— start Given entries —

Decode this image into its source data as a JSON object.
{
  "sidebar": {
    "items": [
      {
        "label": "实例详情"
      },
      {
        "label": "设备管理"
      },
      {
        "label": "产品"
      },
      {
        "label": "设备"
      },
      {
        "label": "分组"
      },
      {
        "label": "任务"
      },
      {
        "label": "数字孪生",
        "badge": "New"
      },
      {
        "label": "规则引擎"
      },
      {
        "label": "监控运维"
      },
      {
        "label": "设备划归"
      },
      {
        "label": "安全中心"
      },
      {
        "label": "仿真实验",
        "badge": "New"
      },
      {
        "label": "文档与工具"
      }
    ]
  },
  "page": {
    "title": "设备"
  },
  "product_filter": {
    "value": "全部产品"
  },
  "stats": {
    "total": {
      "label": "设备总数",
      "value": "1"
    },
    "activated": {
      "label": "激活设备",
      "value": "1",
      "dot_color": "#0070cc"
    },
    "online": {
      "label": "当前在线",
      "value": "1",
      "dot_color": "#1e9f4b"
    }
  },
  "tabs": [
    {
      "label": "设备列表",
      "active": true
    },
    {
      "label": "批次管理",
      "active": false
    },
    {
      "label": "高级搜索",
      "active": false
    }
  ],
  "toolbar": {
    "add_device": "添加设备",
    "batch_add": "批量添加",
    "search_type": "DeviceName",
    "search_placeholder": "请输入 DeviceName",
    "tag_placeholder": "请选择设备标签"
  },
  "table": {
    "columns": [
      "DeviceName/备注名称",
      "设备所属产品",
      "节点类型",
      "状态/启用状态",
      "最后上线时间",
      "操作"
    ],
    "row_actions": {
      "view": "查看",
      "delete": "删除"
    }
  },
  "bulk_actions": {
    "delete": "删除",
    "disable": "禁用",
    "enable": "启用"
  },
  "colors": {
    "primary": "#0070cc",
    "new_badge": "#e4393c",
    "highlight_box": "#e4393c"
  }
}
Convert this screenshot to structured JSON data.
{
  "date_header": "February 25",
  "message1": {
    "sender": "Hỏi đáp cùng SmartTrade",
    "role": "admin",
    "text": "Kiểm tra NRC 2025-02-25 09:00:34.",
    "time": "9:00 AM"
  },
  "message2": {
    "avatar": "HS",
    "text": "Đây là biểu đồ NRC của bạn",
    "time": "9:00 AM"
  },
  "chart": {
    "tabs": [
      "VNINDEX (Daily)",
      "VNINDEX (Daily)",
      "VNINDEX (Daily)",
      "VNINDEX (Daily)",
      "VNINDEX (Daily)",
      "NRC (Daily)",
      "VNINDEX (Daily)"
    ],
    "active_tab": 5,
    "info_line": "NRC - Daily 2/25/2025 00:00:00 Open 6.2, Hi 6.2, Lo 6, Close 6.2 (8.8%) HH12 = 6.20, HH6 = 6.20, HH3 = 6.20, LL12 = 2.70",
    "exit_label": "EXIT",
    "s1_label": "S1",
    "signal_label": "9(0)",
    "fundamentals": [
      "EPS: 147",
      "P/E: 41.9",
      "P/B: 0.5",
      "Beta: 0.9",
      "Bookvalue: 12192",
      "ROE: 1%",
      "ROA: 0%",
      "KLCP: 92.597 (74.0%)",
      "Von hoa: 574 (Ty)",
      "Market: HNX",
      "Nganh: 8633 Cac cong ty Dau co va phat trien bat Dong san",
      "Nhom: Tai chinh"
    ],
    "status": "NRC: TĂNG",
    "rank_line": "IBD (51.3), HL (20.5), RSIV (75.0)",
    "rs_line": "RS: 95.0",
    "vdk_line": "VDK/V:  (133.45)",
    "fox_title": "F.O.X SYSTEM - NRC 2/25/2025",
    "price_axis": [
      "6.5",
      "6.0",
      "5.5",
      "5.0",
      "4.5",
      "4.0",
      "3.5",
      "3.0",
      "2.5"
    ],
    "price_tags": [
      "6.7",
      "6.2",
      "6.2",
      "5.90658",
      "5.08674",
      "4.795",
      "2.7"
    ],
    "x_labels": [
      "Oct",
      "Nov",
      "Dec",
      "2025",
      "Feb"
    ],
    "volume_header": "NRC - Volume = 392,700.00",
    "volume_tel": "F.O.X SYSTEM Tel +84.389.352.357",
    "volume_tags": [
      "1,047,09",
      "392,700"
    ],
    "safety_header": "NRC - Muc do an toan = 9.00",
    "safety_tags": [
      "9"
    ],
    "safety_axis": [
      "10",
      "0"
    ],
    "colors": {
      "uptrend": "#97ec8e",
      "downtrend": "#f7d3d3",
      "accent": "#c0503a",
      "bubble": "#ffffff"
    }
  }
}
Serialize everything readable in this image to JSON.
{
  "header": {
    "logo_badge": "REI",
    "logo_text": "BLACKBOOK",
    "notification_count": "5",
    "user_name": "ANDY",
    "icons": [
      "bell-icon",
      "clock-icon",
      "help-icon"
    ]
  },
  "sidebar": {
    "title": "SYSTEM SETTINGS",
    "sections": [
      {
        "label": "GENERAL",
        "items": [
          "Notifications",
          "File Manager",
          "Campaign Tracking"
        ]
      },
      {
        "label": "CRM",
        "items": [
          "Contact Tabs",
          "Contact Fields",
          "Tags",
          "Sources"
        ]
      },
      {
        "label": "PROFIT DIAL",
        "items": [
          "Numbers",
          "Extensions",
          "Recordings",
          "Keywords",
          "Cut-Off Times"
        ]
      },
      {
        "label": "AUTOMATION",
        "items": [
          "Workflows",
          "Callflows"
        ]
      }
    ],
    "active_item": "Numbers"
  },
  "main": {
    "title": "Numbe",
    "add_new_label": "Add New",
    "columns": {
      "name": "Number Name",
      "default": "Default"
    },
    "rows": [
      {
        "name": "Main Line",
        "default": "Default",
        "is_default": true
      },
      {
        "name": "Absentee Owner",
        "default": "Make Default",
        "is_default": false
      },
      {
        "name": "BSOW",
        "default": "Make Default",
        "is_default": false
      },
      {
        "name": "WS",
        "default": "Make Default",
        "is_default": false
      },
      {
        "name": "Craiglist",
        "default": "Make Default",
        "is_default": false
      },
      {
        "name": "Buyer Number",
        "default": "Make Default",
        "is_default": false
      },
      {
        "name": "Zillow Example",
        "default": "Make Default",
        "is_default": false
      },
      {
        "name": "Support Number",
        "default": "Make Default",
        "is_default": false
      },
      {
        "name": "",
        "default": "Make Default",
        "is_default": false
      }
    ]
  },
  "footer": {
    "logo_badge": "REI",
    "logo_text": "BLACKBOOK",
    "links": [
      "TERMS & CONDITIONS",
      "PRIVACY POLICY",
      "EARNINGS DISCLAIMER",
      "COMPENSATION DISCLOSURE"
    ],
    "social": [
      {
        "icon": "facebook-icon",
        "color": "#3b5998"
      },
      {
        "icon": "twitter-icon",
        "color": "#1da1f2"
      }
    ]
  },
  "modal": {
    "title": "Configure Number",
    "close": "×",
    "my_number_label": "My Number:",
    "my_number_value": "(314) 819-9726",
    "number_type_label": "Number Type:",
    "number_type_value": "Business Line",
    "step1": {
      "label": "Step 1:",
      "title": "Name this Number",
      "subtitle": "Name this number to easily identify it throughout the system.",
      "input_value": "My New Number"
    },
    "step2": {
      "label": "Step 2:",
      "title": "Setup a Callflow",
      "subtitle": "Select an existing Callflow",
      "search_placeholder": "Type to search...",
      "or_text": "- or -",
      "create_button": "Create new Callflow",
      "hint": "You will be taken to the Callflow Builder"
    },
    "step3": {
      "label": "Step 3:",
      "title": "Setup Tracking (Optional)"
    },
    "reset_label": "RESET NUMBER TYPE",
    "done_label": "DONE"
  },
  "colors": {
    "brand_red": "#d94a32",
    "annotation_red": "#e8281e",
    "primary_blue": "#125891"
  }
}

— end Given entries —

• Problem description
Each entry above needs to be retyped exactly.

• Task result
Decode this image into its source data as a JSON object.
{
  "sidebar": {
    "items": [
      {
        "label": "实例详情"
      },
      {
        "label": "设备管理"
      },
      {
        "label": "产品"
      },
      {
        "label": "设备"
      },
      {
        "label": "分组"
      },
      {
        "label": "任务"
      },
      {
        "label": "数字孪生",
        "badge": "New"
      },
      {
        "label": "规则引擎"
      },
      {
        "label": "监控运维"
      },
      {
        "label": "设备划归"
      },
      {
        "label": "安全中心"
      },
      {
        "label": "仿真实验",
        "badge": "New"
      },
      {
        "label": "文档与工具"
      }
    ]
  },
  "page": {
    "title": "设备"
  },
  "product_filter": {
    "value": "全部产品"
  },
  "stats": {
    "total": {
      "label": "设备总数",
      "value": "1"
    },
    "activated": {
      "label": "激活设备",
      "value": "1",
      "dot_color": "#0070cc"
    },
    "online": {
      "label": "当前在线",
      "value": "1",
      "dot_color": "#1e9f4b"
    }
  },
  "tabs": [
    {
      "label": "设备列表",
      "active": true
    },
    {
      "label": "批次管理",
      "active": false
    },
    {
      "label": "高级搜索",
      "active": false
    }
  ],
  "toolbar": {
    "add_device": "添加设备",
    "batch_add": "批量添加",
    "search_type": "DeviceName",
    "search_placeholder": "请输入 DeviceName",
    "tag_placeholder": "请选择设备标签"
  },
  "table": {
    "columns": [
      "DeviceName/备注名称",
      "设备所属产品",
      "节点类型",
      "状态/启用状态",
      "最后上线时间",
      "操作"
    ],
    "row_actions": {
      "view": "查看",
      "delete": "删除"
    }
  },
  "bulk_actions": {
    "delete": "删除",
    "disable": "禁用",
    "enable": "启用"
  },
  "colors": {
    "primary": "#0070cc",
    "new_badge": "#e4393c",
    "highlight_box": "#e4393c"
  }
}
Convert this screenshot to structured JSON data.
{
  "date_header": "February 25",
  "message1": {
    "sender": "Hỏi đáp cùng SmartTrade",
    "role": "admin",
    "text": "Kiểm tra NRC 2025-02-25 09:00:34.",
    "time": "9:00 AM"
  },
  "message2": {
    "avatar": "HS",
    "text": "Đây là biểu đồ NRC của bạn",
    "time": "9:00 AM"
  },
  "chart": {
    "tabs": [
      "VNINDEX (Daily)",
      "VNINDEX (Daily)",
      "VNINDEX (Daily)",
      "VNINDEX (Daily)",
      "VNINDEX (Daily)",
      "NRC (Daily)",
      "VNINDEX (Daily)"
    ],
    "active_tab": 5,
    "info_line": "NRC - Daily 2/25/2025 00:00:00 Open 6.2, Hi 6.2, Lo 6, Close 6.2 (8.8%) HH12 = 6.20, HH6 = 6.20, HH3 = 6.20, LL12 = 2.70",
    "exit_label": "EXIT",
    "s1_label": "S1",
    "signal_label": "9(0)",
    "fundamentals": [
      "EPS: 147",
      "P/E: 41.9",
      "P/B: 0.5",
      "Beta: 0.9",
      "Bookvalue: 12192",
      "ROE: 1%",
      "ROA: 0%",
      "KLCP: 92.597 (74.0%)",
      "Von hoa: 574 (Ty)",
      "Market: HNX",
      "Nganh: 8633 Cac cong ty Dau co va phat trien bat Dong san",
      "Nhom: Tai chinh"
    ],
    "status": "NRC: TĂNG",
    "rank_line": "IBD (51.3), HL (20.5), RSIV (75.0)",
    "rs_line": "RS: 95.0",
    "vdk_line": "VDK/V:  (133.45)",
    "fox_title": "F.O.X SYSTEM - NRC 2/25/2025",
    "price_axis": [
      "6.5",
      "6.0",
      "5.5",
      "5.0",
      "4.5",
      "4.0",
      "3.5",
      "3.0",
      "2.5"
    ],
    "price_tags": [
      "6.7",
      "6.2",
      "6.2",
      "5.90658",
      "5.08674",
      "4.795",
      "2.7"
    ],
    "x_labels": [
      "Oct",
      "Nov",
      "Dec",
      "2025",
      "Feb"
    ],
    "volume_header": "NRC - Volume = 392,700.00",
    "volume_tel": "F.O.X SYSTEM Tel +84.389.352.357",
    "volume_tags": [
      "1,047,09",
      "392,700"
    ],
    "safety_header": "NRC - Muc do an toan = 9.00",
    "safety_tags": [
      "9"
    ],
    "safety_axis": [
      "10",
      "0"
    ],
    "colors": {
      "uptrend": "#97ec8e",
      "downtrend": "#f7d3d3",
      "accent": "#c0503a",
      "bubble": "#ffffff"
    }
  }
}
Serialize everything readable in this image to JSON.
{
  "header": {
    "logo_badge": "REI",
    "logo_text": "BLACKBOOK",
    "notification_count": "5",
    "user_name": "ANDY",
    "icons": [
      "bell-icon",
      "clock-icon",
      "help-icon"
    ]
  },
  "sidebar": {
    "title": "SYSTEM SETTINGS",
    "sections": [
      {
        "label": "GENERAL",
        "items": [
          "Notifications",
          "File Manager",
          "Campaign Tracking"
        ]
      },
      {
        "label": "CRM",
        "items": [
          "Contact Tabs",
          "Contact Fields",
          "Tags",
          "Sources"
        ]
      },
      {
        "label": "PROFIT DIAL",
        "items": [
          "Numbers",
          "Extensions",
          "Recordings",
          "Keywords",
          "Cut-Off Times"
        ]
      },
      {
        "label": "AUTOMATION",
        "items": [
          "Workflows",
          "Callflows"
        ]
      }
    ],
    "active_item": "Numbers"
  },
  "main": {
    "title": "Numbe",
    "add_new_label": "Add New",
    "columns": {
      "name": "Number Name",
      "default": "Default"
    },
    "rows": [
      {
        "name": "Main Line",
        "default": "Default",
        "is_default": true
      },
      {
        "name": "Absentee Owner",
        "default": "Make Default",
        "is_default": false
      },
      {
        "name": "BSOW",
        "default": "Make Default",
        "is_default": false
      },
      {
        "name": "WS",
        "default": "Make Default",
        "is_default": false
      },
      {
        "name": "Craiglist",
        "default": "Make Default",
        "is_default": false
      },
      {
        "name": "Buyer Number",
        "default": "Make Default",
        "is_default": false
      },
      {
        "name": "Zillow Example",
        "default": "Make Default",
        "is_default": false
      },
      {
        "name": "Support Number",
        "default": "Make Default",
        "is_default": false
      },
      {
        "name": "",
        "default": "Make Default",
        "is_default": false
      }
    ]
  },
  "footer": {
    "logo_badge": "REI",
    "logo_text": "BLACKBOOK",
    "links": [
      "TERMS & CONDITIONS",
      "PRIVACY POLICY",
      "EARNINGS DISCLAIMER",
      "COMPENSATION DISCLOSURE"
    ],
    "social": [
      {
        "icon": "facebook-icon",
        "color": "#3b5998"
      },
      {
        "icon": "twitter-icon",
        "color": "#1da1f2"
      }
    ]
  },
  "modal": {
    "title": "Configure Number",
    "close": "×",
    "my_number_label": "My Number:",
    "my_number_value": "(314) 819-9726",
    "number_type_label": "Number Type:",
    "number_type_value": "Business Line",
    "step1": {
      "label": "Step 1:",
      "title": "Name this Number",
      "subtitle": "Name this number to easily identify it throughout the system.",
      "input_value": "My New Number"
    },
    "step2": {
      "label": "Step 2:",
      "title": "Setup a Callflow",
      "subtitle": "Select an existing Callflow",
      "search_placeholder": "Type to search...",
      "or_text": "- or -",
      "create_button": "Create new Callflow",
      "hint": "You will be taken to the Callflow Builder"
    },
    "step3": {
      "label": "Step 3:",
      "title": "Setup Tracking (Optional)"
    },
    "reset_label": "RESET NUMBER TYPE",
    "done_label": "DONE"
  },
  "colors": {
    "brand_red": "#d94a32",
    "annotation_red": "#e8281e",
    "primary_blue": "#125891"
  }
}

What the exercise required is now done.